Reproduce the records that follow in full, excluding any picture they contain.

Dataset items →
--------------------------------------------------

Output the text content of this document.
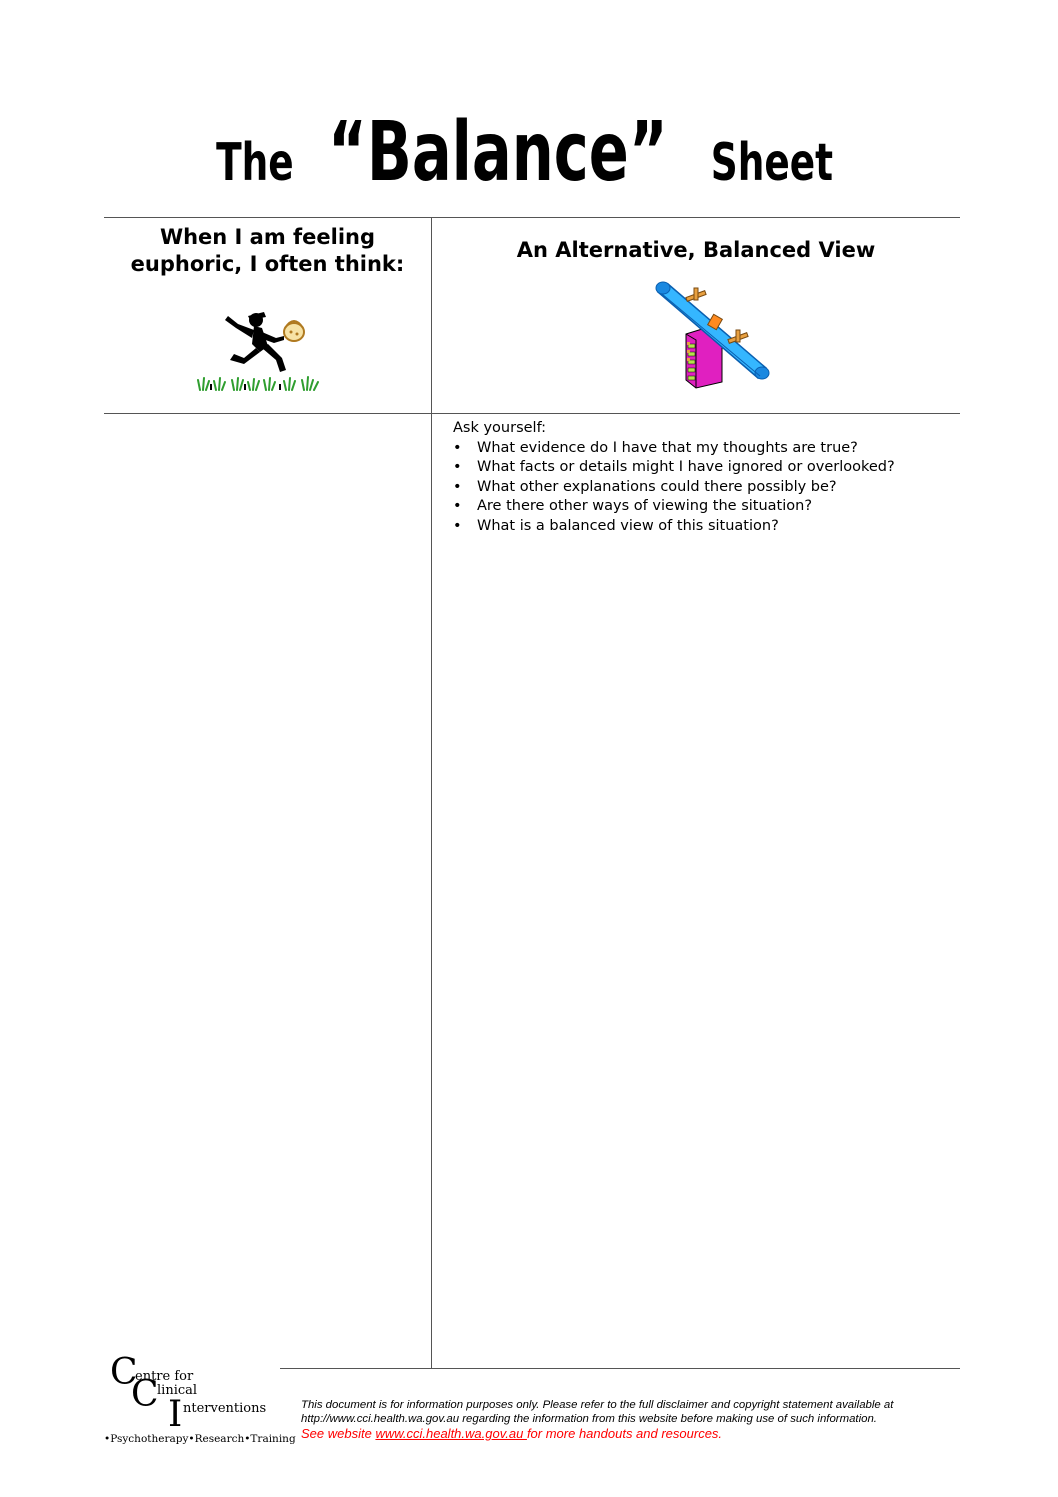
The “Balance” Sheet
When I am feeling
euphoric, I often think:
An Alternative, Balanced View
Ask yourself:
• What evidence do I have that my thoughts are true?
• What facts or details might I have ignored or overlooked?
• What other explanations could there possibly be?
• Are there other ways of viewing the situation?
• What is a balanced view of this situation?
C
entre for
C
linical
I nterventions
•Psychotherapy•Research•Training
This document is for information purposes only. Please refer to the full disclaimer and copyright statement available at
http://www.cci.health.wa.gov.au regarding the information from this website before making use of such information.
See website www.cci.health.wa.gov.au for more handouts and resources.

--------------------------------------------------

TASK RESPONSE →
Output the text content of this document.
The “Balance” Sheet
When I am feeling
euphoric, I often think:
An Alternative, Balanced View
Ask yourself:
• What evidence do I have that my thoughts are true?
• What facts or details might I have ignored or overlooked?
• What other explanations could there possibly be?
• Are there other ways of viewing the situation?
• What is a balanced view of this situation?
C
entre for
C
linical
I nterventions
•Psychotherapy•Research•Training
This document is for information purposes only. Please refer to the full disclaimer and copyright statement available at
http://www.cci.health.wa.gov.au regarding the information from this website before making use of such information.
See website www.cci.health.wa.gov.au for more handouts and resources.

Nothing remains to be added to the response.